§ **Set task**: Copy every line of the following data that includes the string "filled".

§ **Data in this exercise**:

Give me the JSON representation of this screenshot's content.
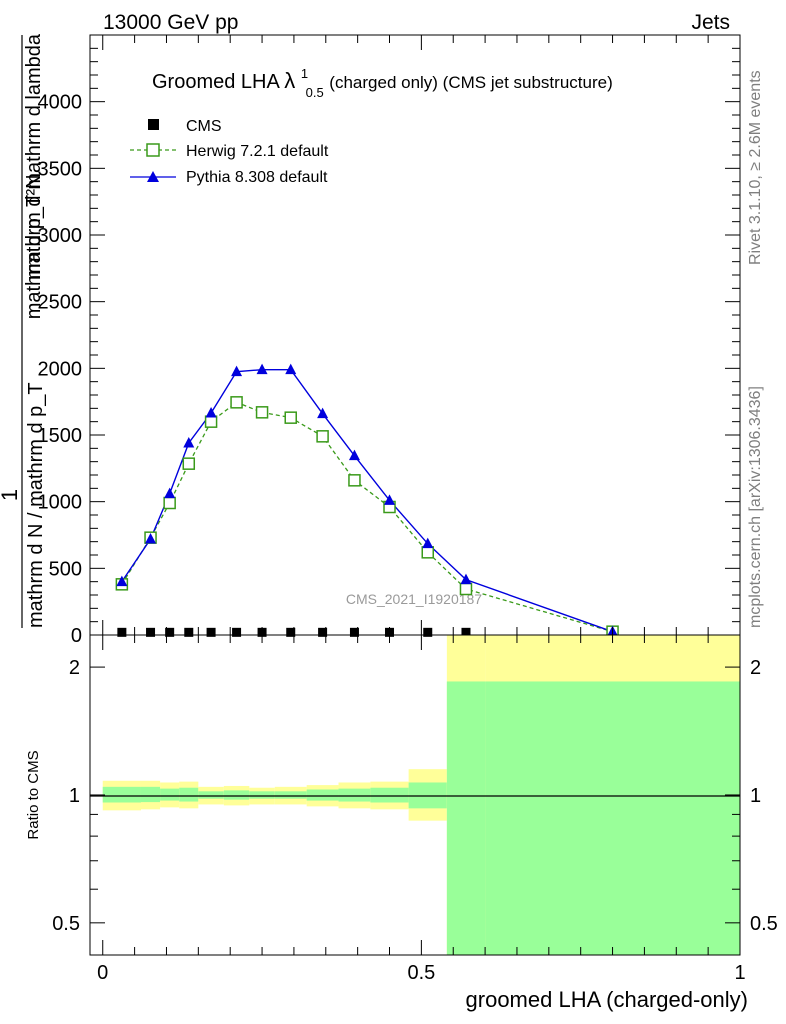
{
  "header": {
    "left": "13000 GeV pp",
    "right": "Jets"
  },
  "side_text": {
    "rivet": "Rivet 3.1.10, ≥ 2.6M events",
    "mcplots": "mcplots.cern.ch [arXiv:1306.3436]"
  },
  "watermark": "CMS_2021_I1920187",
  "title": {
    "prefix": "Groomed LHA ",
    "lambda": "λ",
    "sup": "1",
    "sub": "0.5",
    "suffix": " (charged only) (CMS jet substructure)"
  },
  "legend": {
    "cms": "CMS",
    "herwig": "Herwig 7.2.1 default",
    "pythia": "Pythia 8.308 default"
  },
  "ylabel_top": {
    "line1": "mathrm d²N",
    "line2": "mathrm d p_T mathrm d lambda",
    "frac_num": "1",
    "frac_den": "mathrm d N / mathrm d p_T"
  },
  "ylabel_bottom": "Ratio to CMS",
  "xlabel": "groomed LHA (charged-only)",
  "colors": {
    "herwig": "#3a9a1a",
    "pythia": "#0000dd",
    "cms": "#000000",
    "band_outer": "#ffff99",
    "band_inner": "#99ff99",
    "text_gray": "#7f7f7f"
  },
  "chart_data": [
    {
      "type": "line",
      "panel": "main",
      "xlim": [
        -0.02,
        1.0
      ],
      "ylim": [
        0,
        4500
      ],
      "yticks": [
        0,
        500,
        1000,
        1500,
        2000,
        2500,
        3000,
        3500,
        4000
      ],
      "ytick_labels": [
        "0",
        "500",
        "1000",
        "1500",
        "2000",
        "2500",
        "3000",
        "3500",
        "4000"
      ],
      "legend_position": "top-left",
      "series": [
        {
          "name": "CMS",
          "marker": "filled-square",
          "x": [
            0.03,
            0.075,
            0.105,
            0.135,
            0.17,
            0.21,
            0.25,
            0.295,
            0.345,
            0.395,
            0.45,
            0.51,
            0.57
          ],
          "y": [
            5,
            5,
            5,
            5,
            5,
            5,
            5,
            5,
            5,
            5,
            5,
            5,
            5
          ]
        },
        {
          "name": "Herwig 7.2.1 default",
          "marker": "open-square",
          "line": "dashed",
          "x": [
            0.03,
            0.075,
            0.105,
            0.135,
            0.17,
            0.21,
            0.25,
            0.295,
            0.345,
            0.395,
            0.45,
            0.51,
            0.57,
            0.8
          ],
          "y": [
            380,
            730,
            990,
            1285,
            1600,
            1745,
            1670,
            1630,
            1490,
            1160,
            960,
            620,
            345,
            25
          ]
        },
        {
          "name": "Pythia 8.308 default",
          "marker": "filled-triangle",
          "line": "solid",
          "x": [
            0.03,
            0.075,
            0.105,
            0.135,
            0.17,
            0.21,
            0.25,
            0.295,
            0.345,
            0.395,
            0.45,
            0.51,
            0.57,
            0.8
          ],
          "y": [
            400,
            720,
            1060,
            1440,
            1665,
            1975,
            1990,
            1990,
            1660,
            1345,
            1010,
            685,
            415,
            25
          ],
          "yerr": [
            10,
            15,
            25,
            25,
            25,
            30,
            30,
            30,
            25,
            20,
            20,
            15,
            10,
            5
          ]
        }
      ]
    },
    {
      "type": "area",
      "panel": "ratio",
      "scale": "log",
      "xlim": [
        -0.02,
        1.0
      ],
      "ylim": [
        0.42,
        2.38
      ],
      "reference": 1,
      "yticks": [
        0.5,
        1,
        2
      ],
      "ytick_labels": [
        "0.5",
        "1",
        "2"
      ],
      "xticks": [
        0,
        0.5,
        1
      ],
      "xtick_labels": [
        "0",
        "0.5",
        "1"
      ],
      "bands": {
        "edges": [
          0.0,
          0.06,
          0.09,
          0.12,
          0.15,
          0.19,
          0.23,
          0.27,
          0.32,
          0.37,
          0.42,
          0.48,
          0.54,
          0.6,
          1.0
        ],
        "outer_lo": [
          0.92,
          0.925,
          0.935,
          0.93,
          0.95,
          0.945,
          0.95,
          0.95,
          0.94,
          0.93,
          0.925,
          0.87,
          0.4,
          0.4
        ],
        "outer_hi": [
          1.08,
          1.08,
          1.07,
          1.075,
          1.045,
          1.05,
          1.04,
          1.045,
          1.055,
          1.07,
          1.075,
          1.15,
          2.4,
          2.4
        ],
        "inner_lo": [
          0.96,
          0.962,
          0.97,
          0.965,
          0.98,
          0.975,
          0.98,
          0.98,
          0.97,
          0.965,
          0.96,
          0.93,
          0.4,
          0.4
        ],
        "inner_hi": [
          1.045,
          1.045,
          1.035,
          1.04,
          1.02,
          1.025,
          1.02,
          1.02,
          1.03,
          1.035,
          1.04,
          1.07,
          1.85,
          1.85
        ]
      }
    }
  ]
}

§ **Full response**:
          "marker": "filled-square",
          "marker": "filled-triangle",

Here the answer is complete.